DATASET EXTRACT:
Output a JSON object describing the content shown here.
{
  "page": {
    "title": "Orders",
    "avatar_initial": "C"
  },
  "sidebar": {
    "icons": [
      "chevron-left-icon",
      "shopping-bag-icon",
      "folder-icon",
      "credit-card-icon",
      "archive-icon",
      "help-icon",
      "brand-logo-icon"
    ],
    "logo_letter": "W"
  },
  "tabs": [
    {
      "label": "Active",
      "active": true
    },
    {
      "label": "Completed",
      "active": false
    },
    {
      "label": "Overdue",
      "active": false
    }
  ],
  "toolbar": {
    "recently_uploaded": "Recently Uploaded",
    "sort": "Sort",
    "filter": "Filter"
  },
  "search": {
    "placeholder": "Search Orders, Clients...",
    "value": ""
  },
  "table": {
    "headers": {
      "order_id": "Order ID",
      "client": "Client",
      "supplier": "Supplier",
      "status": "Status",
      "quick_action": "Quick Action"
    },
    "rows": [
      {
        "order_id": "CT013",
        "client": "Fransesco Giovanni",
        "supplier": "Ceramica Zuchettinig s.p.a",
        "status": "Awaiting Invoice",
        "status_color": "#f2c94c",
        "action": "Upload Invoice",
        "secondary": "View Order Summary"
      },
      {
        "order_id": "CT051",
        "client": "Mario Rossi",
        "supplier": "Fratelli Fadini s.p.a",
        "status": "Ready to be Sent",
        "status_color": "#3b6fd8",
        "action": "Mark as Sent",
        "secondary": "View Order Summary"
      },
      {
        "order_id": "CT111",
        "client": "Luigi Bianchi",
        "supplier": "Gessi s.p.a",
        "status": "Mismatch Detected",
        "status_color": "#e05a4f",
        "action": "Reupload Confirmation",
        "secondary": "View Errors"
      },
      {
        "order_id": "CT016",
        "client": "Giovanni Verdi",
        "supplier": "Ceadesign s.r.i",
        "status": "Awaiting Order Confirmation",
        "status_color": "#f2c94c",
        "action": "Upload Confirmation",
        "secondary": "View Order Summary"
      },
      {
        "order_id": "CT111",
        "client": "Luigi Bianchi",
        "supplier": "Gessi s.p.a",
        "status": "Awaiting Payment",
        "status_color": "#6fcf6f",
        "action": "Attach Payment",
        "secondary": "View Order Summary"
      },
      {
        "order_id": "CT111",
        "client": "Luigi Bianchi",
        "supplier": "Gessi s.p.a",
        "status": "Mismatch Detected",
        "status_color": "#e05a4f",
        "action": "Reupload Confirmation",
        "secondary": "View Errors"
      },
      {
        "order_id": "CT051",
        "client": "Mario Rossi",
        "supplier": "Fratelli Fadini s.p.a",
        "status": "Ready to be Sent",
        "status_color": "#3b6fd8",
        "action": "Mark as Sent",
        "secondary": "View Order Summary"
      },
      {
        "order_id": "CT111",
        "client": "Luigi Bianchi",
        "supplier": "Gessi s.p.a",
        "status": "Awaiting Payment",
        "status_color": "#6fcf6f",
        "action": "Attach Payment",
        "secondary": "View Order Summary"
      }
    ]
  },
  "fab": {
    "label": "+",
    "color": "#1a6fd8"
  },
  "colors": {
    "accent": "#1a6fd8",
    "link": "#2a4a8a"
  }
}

GOAL: Extract from the data every line where "Confirmation" shows up.

ANSWER BELOW:
        "action": "Reupload Confirmation",
        "status": "Awaiting Order Confirmation",
        "action": "Upload Confirmation",
        "action": "Reupload Confirmation",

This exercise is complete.